++++ Document segment ++++

“It takes 20 years to build a reputation and five minutes to ruin it. If you think about that, you’ll do things differently” – Warren Buffet
Global institutional investors ignore risk when they invest in India. The recent bribery allegation against the Indian conglomerate and its founder along with employees of institutional investors, illustrates the governance challenges of investing in illiquid private assets in India. Macro risks and market risks can be priced and managed over the long term. However, governance risks can seldom be priced and the reputational costs of backing ‘bad actors’1 can be severe.
Despite the incident, we believe the opportunity set in India is wide and diverse. Global Investors can make sensible, risk adjusted returns by attempting to control risks which can impact their reputation by considering these issues:
Volatility is not the only risk
Most investment professionals equate risk with volatility. But risk is a fundamental issue that questions the very basis of the existence of an enterprise. And risk can show up over decades. Impatient asset allocators seeking ‘alpha’ and quickish returns can hop over to their next job if they ‘get it wrong’ and Boards of Trustees and members of oversight committees may retire long before risk ‘impairs the portfolio’.
Eventually the ultimate beneficiaries – the pensioners or family members – are left nursing the losses from the fundamental error of equating volatility with risk.
One of the biggest risks institutional investors faces is that of ‘governance’ – or lack of it. What type of companies are they investing in the public markets? What is the quality of the founders they are implicitly trusting when they invest in private assets? How have the companies they invest in secured permission for their infrastructure projects – a mostly opaque process riddled with bids and government-approved agreements? Which developer partner are they working with when they invest in real estate projects be it for warehousing, data centres, or commercial/residential real estate projects?

++++ Dataset excerpts ++++

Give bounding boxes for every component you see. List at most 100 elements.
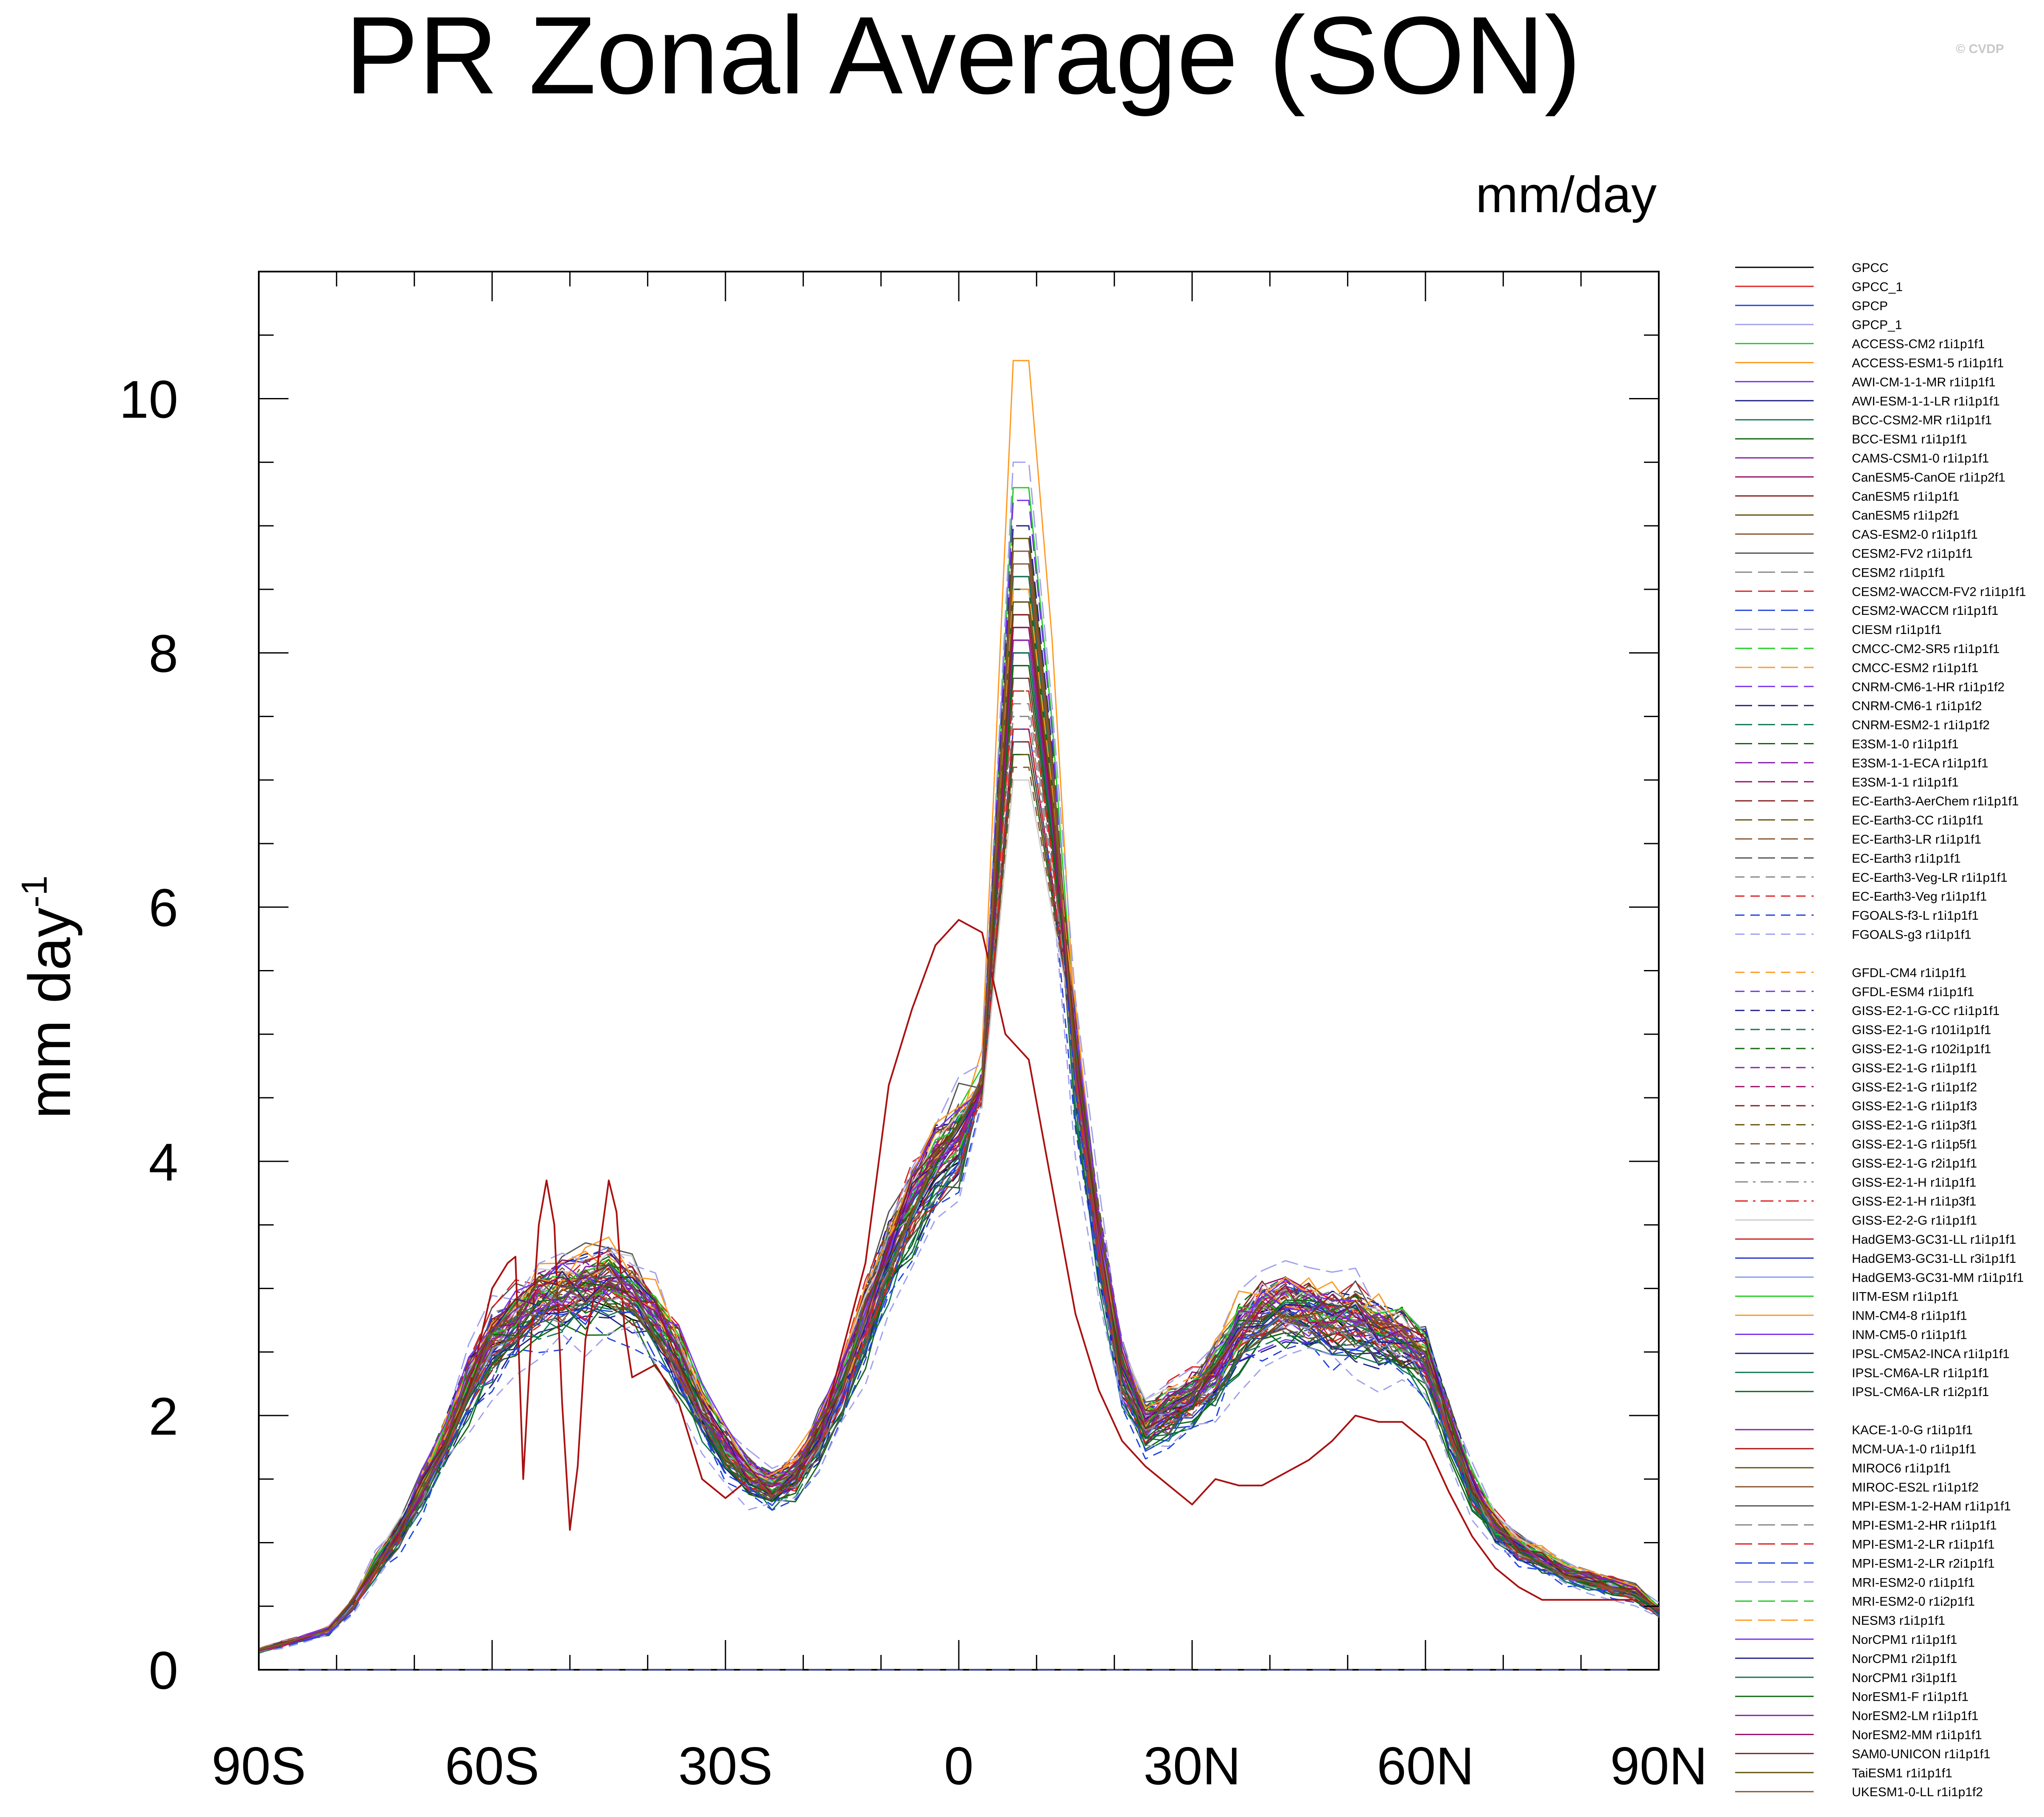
y-tick-label: 4: [148, 1133, 178, 1192]
series-line: [258, 715, 1660, 1650]
legend-label: CanESM5 r1i1p2f1: [1852, 509, 1959, 523]
axis-ticks: 0 2 4 6 8 10 90S 60S 30S 0 30N 60N 90N: [119, 271, 1708, 1796]
chart-title: PR Zonal Average (SON): [345, 0, 1581, 118]
x-tick-label: 60N: [1377, 1737, 1474, 1796]
series-line: [258, 754, 1660, 1651]
series-line: [258, 538, 1659, 1652]
legend-label: IPSL-CM6A-LR r1i1p1f1: [1852, 1366, 1989, 1380]
legend-label: MIROC6 r1i1p1f1: [1852, 1461, 1951, 1475]
legend-label: KACE-1-0-G r1i1p1f1: [1852, 1423, 1973, 1437]
legend-label: E3SM-1-1-ECA r1i1p1f1: [1852, 756, 1988, 770]
legend-label: E3SM-1-0 r1i1p1f1: [1852, 737, 1959, 751]
y-tick-label: 6: [148, 879, 178, 938]
legend-label: GPCC: [1852, 261, 1889, 275]
legend-label: MIROC-ES2L r1i1p1f2: [1852, 1481, 1979, 1495]
legend-label: CESM2-WACCM r1i1p1f1: [1852, 604, 1999, 618]
legend-label: IPSL-CM6A-LR r1i2p1f1: [1852, 1385, 1989, 1399]
legend-label: CESM2 r1i1p1f1: [1852, 566, 1945, 580]
x-tick-label: 0: [944, 1737, 974, 1796]
legend-label: GFDL-CM4 r1i1p1f1: [1852, 966, 1966, 980]
legend-label: GISS-E2-1-G r2i1p1f1: [1852, 1156, 1977, 1170]
legend-label: GPCP_1: [1852, 318, 1902, 332]
legend-label: UKESM1-0-LL r1i1p1f2: [1852, 1785, 1983, 1799]
legend-label: BCC-CSM2-MR r1i1p1f1: [1852, 413, 1992, 427]
series-line: [258, 652, 1659, 1652]
legend-label: NorCPM1 r2i1p1f1: [1852, 1652, 1957, 1666]
legend-label: INM-CM4-8 r1i1p1f1: [1852, 1309, 1967, 1323]
x-tick-label: 90N: [1610, 1737, 1707, 1796]
legend-label: CMCC-ESM2 r1i1p1f1: [1852, 661, 1978, 675]
legend-label: AWI-CM-1-1-MR r1i1p1f1: [1852, 375, 1996, 389]
legend-label: EC-Earth3-CC r1i1p1f1: [1852, 813, 1983, 827]
legend-label: E3SM-1-1 r1i1p1f1: [1852, 775, 1959, 789]
series-line: [258, 538, 1659, 1652]
legend-label: NorESM2-LM r1i1p1f1: [1852, 1709, 1978, 1723]
legend-label: NorCPM1 r3i1p1f1: [1852, 1671, 1957, 1685]
y-tick-label: 2: [148, 1387, 178, 1446]
y-axis-label-text: mm day: [16, 908, 83, 1119]
legend-label: BCC-ESM1 r1i1p1f1: [1852, 432, 1967, 446]
x-tick-label: 30N: [1143, 1737, 1240, 1796]
series-line: [258, 919, 1659, 1652]
legend-label: CNRM-CM6-1 r1i1p1f2: [1852, 699, 1982, 713]
units-label: mm/day: [1476, 166, 1657, 223]
series-line: [258, 614, 1659, 1651]
series-line: [258, 754, 1659, 1649]
legend-label: EC-Earth3-Veg r1i1p1f1: [1852, 890, 1987, 904]
series-line: [258, 741, 1660, 1652]
series-line: [258, 652, 1659, 1651]
legend-label: TaiESM1 r1i1p1f1: [1852, 1766, 1952, 1780]
legend-label: GISS-E2-1-G r1i1p1f3: [1852, 1099, 1977, 1113]
series-line: [258, 639, 1660, 1651]
x-tick-label: 30S: [678, 1737, 773, 1796]
legend-label: IPSL-CM5A2-INCA r1i1p1f1: [1852, 1347, 2010, 1361]
legend-label: MCM-UA-1-0 r1i1p1f1: [1852, 1442, 1976, 1456]
series-line: [258, 576, 1659, 1650]
legend-label: HadGEM3-GC31-MM r1i1p1f1: [1852, 1271, 2024, 1285]
series-line: [258, 766, 1660, 1651]
legend-label: IITM-ESM r1i1p1f1: [1852, 1290, 1959, 1304]
series-line: [258, 576, 1660, 1651]
legend: GPCC GPCC_1 GPCP GPCP_1 ACCESS-CM2 r1i1p1f1 A…: [1735, 261, 2026, 1799]
series-line: [258, 728, 1659, 1650]
legend-label: NorESM2-MM r1i1p1f1: [1852, 1728, 1982, 1742]
series-line: [258, 741, 1660, 1649]
legend-label: CNRM-CM6-1-HR r1i1p1f2: [1852, 680, 2005, 694]
series-line: [258, 741, 1659, 1650]
series-line: [258, 563, 1659, 1651]
y-axis-label: mm day-1: [14, 875, 83, 1119]
y-tick-label: 10: [119, 370, 178, 429]
plot-border: [258, 271, 1660, 1671]
legend-label: EC-Earth3-LR r1i1p1f1: [1852, 833, 1981, 847]
x-tick-label: 60S: [445, 1737, 539, 1796]
legend-label: CIESM r1i1p1f1: [1852, 623, 1942, 637]
legend-label: CAMS-CSM1-0 r1i1p1f1: [1852, 451, 1989, 465]
legend-label: GISS-E2-1-G r102i1p1f1: [1852, 1042, 1991, 1056]
series-line: [258, 652, 1659, 1652]
legend-label: CESM2-FV2 r1i1p1f1: [1852, 547, 1973, 561]
series-line: [258, 525, 1660, 1652]
legend-label: CanESM5-CanOE r1i1p2f1: [1852, 471, 2005, 485]
series-line: [258, 614, 1659, 1652]
series-line: [258, 703, 1659, 1652]
series-line: [258, 652, 1659, 1651]
legend-label: EC-Earth3-AerChem r1i1p1f1: [1852, 794, 2019, 808]
legend-label: HadGEM3-GC31-LL r1i1p1f1: [1852, 1233, 2016, 1247]
legend-label: GISS-E2-1-G r1i1p1f1: [1852, 1061, 1977, 1075]
legend-label: CMCC-CM2-SR5 r1i1p1f1: [1852, 642, 1999, 656]
legend-label: FGOALS-f3-L r1i1p1f1: [1852, 909, 1979, 923]
legend-label: NESM3 r1i1p1f1: [1852, 1614, 1945, 1628]
legend-label: MRI-ESM2-0 r1i1p1f1: [1852, 1576, 1975, 1590]
legend-label: GISS-E2-1-G r1i1p3f1: [1852, 1119, 1977, 1133]
legend-label: MPI-ESM1-2-LR r2i1p1f1: [1852, 1556, 1995, 1570]
legend-label: GPCP: [1852, 299, 1888, 313]
legend-label: NorESM1-F r1i1p1f1: [1852, 1690, 1968, 1704]
series-line: [258, 550, 1659, 1650]
legend-label: SAM0-UNICON r1i1p1f1: [1852, 1747, 1991, 1761]
legend-label: ACCESS-ESM1-5 r1i1p1f1: [1852, 356, 2004, 370]
watermark: © CVDP: [1956, 42, 2004, 56]
series-line: [258, 741, 1659, 1653]
series-line: [258, 499, 1660, 1651]
series-line: [258, 728, 1659, 1652]
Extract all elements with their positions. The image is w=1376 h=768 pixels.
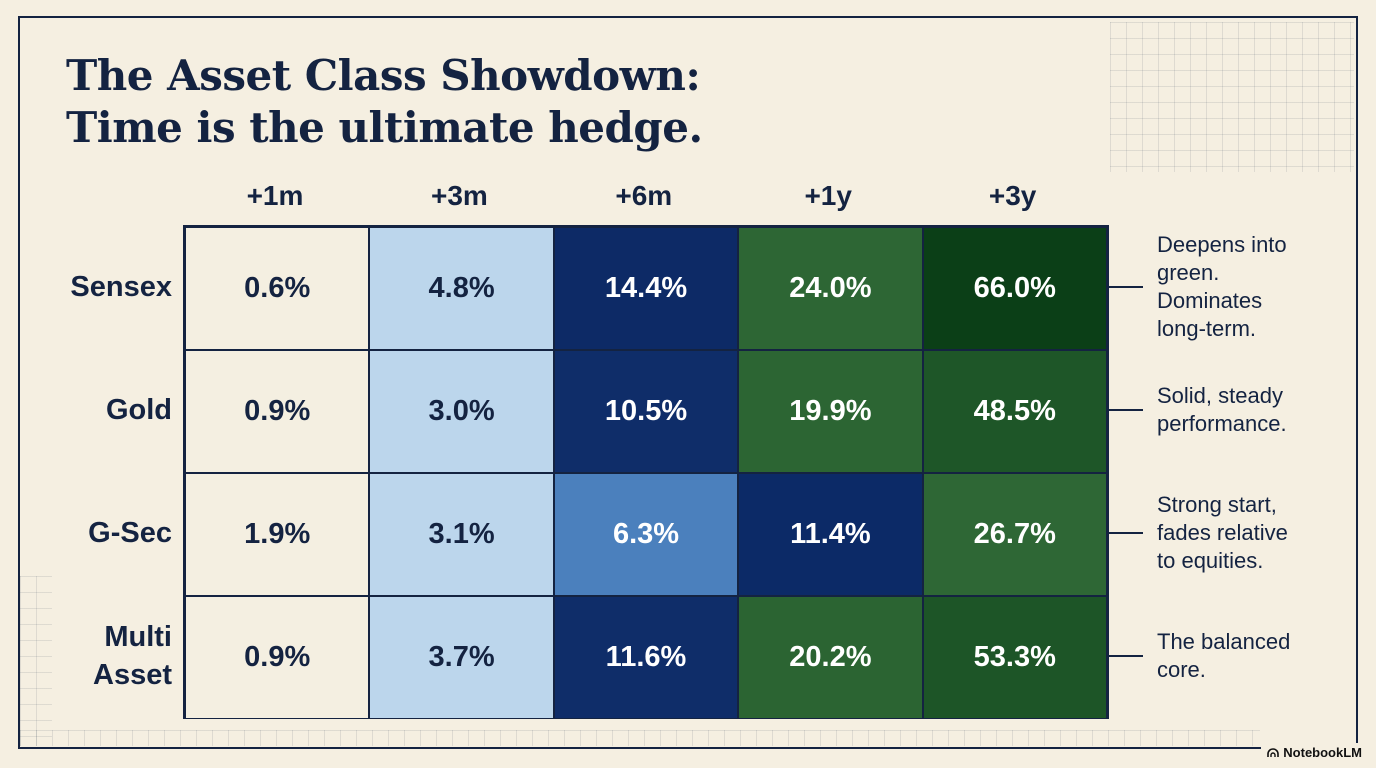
cell-value: 14.4% [604, 272, 688, 304]
cell-value: 1.9% [244, 518, 311, 550]
cell-value: 0.9% [244, 641, 311, 673]
heatmap-cell: 0.6% [185, 227, 370, 350]
title-line-2: Time is the ultimate hedge. [66, 103, 703, 152]
row-label-word: Gold [105, 393, 172, 426]
slide-frame [18, 16, 1358, 749]
annotation-connector [1109, 408, 1143, 411]
annotation-line: Dominates [1157, 287, 1263, 313]
annotation-connector [1109, 285, 1143, 288]
heatmap-cell: 3.0% [369, 350, 554, 473]
cell-value: 11.4% [790, 518, 871, 550]
heatmap-cell: 48.5% [922, 350, 1107, 473]
cell-value: 10.5% [604, 395, 688, 427]
heatmap-cell: 19.9% [738, 350, 923, 473]
column-header-plus-3y: +3y [988, 180, 1037, 211]
row-label-word: Multi [104, 620, 172, 653]
cell-value: 53.3% [973, 641, 1056, 673]
annotation-connector [1109, 531, 1143, 534]
row-label-gold: Gold [30, 391, 172, 429]
slide-title: The Asset Class Showdown: Time is the ul… [66, 50, 703, 154]
annotation-line: performance. [1157, 410, 1287, 436]
cell-value: 0.9% [244, 395, 311, 427]
row-label-g-sec: G-Sec [30, 514, 172, 552]
column-header-plus-3m: +3m [430, 180, 488, 211]
cell-value: 6.3% [612, 518, 680, 550]
cell-value: 66.0% [973, 272, 1056, 304]
heatmap-cell: 6.3% [553, 473, 739, 596]
heatmap-cell: 26.7% [922, 473, 1107, 596]
cell-value: 3.0% [428, 395, 495, 427]
cell-value: 3.1% [428, 518, 495, 550]
heatmap-cell: 11.6% [553, 596, 739, 719]
title-line-1: The Asset Class Showdown: [66, 51, 701, 100]
heatmap-cell: 1.9% [185, 473, 370, 596]
notebooklm-icon [1267, 747, 1280, 757]
row-annotation: Deepens into green. Dominates long-term. [1157, 231, 1347, 343]
annotation-line: Strong start, [1157, 491, 1277, 517]
cell-value: 0.6% [244, 272, 311, 304]
heatmap-cell: 10.5% [553, 350, 739, 473]
heatmap-cell: 4.8% [369, 227, 554, 350]
cell-value: 4.8% [428, 272, 495, 304]
heatmap-cell: 11.4% [738, 473, 923, 596]
heatmap-cell: 14.4% [553, 227, 739, 350]
row-label-word: Sensex [70, 270, 172, 303]
heatmap-grid: 0.6% 4.8% 14.4% 24.0% 66.0% 0.9% 3.0% 10.5% 19.9… [183, 225, 1109, 719]
grid-decoration-bottom-left [20, 576, 52, 746]
row-annotation: Solid, steady performance. [1157, 382, 1347, 438]
column-header-plus-1y: +1y [804, 180, 852, 211]
heatmap-cell: 0.9% [185, 350, 370, 473]
heatmap-cell: 24.0% [738, 227, 923, 350]
grid-decoration-top-right [1110, 22, 1354, 172]
row-label-word: Asset [93, 658, 172, 691]
cell-value: 19.9% [789, 395, 872, 427]
annotation-line: fades relative [1157, 519, 1288, 545]
heatmap-cell: 3.7% [369, 596, 554, 719]
column-header-plus-1m: +1m [246, 180, 304, 211]
annotation-line: The balanced [1157, 628, 1291, 654]
cell-value: 20.2% [789, 641, 872, 673]
annotation-line: to equities. [1157, 547, 1264, 573]
cell-value: 24.0% [789, 272, 872, 304]
brand-label: NotebookLM [1283, 745, 1362, 760]
row-label-multi-asset: Multi Asset [30, 618, 172, 694]
annotation-line: Solid, steady [1157, 382, 1283, 408]
annotation-line: green. [1157, 259, 1220, 285]
heatmap-cell: 53.3% [922, 596, 1107, 719]
annotation-line: core. [1157, 656, 1206, 682]
row-annotation: The balanced core. [1157, 628, 1347, 684]
heatmap-cell: 3.1% [369, 473, 554, 596]
cell-value: 26.7% [973, 518, 1056, 550]
annotation-line: Deepens into [1157, 231, 1287, 257]
annotation-line: long-term. [1157, 315, 1257, 341]
row-annotation: Strong start, fades relative to equities. [1157, 491, 1347, 575]
cell-value: 48.5% [973, 395, 1056, 427]
heatmap-cell: 0.9% [185, 596, 370, 719]
annotation-connector [1109, 654, 1143, 657]
cell-value: 11.6% [605, 641, 687, 673]
heatmap-cell: 66.0% [922, 227, 1107, 350]
column-header-plus-6m: +6m [615, 180, 673, 211]
grid-decoration-bottom [20, 730, 1260, 746]
cell-value: 3.7% [428, 641, 495, 673]
row-label-word: G-Sec [88, 516, 172, 549]
row-label-sensex: Sensex [30, 268, 172, 306]
notebooklm-badge: NotebookLM [1261, 743, 1368, 762]
heatmap-cell: 20.2% [738, 596, 923, 719]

++++

## Directions
(1) In the rows, take the part that opens with the line containing "y-tick-label: 4: [148, 1133, 178, 1192]" and closes with the line containing "legend-label: CESM2-WACCM r1i1p1f1: [1852, 604, 1999, 618]". Write it out again with "series-line" swapped for "data-line" and everything else left as is.
(2) Extend the piece on governance risk for institutional investors in India, picking up after its final sentence.
The text about investing in India and the rows are unrelated to each other.

## Results
(1)
y-tick-label: 4: [148, 1133, 178, 1192]
data-line: [258, 715, 1660, 1650]
legend-label: CanESM5 r1i1p2f1: [1852, 509, 1959, 523]
axis-ticks: 0 2 4 6 8 10 90S 60S 30S 0 30N 60N 90N: [119, 271, 1708, 1796]
chart-title: PR Zonal Average (SON): [345, 0, 1581, 118]
x-tick-label: 60N: [1377, 1737, 1474, 1796]
data-line: [258, 754, 1660, 1651]
data-line: [258, 538, 1659, 1652]
legend-label: IPSL-CM6A-LR r1i1p1f1: [1852, 1366, 1989, 1380]
legend-label: MIROC6 r1i1p1f1: [1852, 1461, 1951, 1475]
legend-label: KACE-1-0-G r1i1p1f1: [1852, 1423, 1973, 1437]
legend-label: E3SM-1-1-ECA r1i1p1f1: [1852, 756, 1988, 770]
legend-label: E3SM-1-0 r1i1p1f1: [1852, 737, 1959, 751]
y-tick-label: 6: [148, 879, 178, 938]
legend-label: GPCC: [1852, 261, 1889, 275]
legend-label: MIROC-ES2L r1i1p1f2: [1852, 1481, 1979, 1495]
legend-label: CESM2-WACCM r1i1p1f1: [1852, 604, 1999, 618]

(2)
Reputation risk of backing Crony Capitalists with passive investing
Global Institutional Investors invest across markets passively by replicating an Index or buying an ETF. The key benchmark indices do not have a governance screen to weed out ‘bad actors’ 1. Index providers tend to react to a governance event post facto by removing the company from the Index when the damage is already done. Passive investors are failing in their fiduciary duty and exposing themselves to reputational risks. India investing should be active, with a clear focus on governance. A ‘Be Good. Do Good’ approach to investing in India can help deliver sensible returns.
Global Institutional Investments in Indian Private and Real Assets
India needs trillions of dollars to meet its sustainable growth aspirations. India’s Foreign Direct Investments (FDI) have risen, however, unlike in China where global corporations drove large investments into China to manufacture and operate, in India, a bulk of the FDI is investments by global investors into private equity, venture capital, infrastructure and real estate which gets classified as FDI.
Foreign investors have allocated twice as much to private markets and real assets over public equities2. India has received increased flows from foreign investors in infrastructure and real estate investments on the back of an improving regulatory eco system, emergence of investment trusts for operating assets and a growing pool of diverse asset operators3. However, we are unsure that investors have been duly compensated for the illiquidity and governance risks in private assets. Many instances of the quality of the founders being implicitly trusted, the nature of the infrastructure contracts being secured and the choice of the real estate developer partner suggest to us a dilution of risks that has impacted eventual returns.
On the other hand, this real GDP growth since 2000 has led to double-digit growth in nominal GDP (CAGR 11.6% in INR) / (8.9%in USD ), which is reflected in the Indian Stock Market Returns as represented by MSCI India Index ( CAGR 11.5% in INR) / 8.5% in USD ).(data as at September 2024, see the charts at the end of the article). Despite India’s requirement of private capital, unless allocators to private investments assess and price the governance risk correctly, investing in public equities may offer a superior risk/reward outcome.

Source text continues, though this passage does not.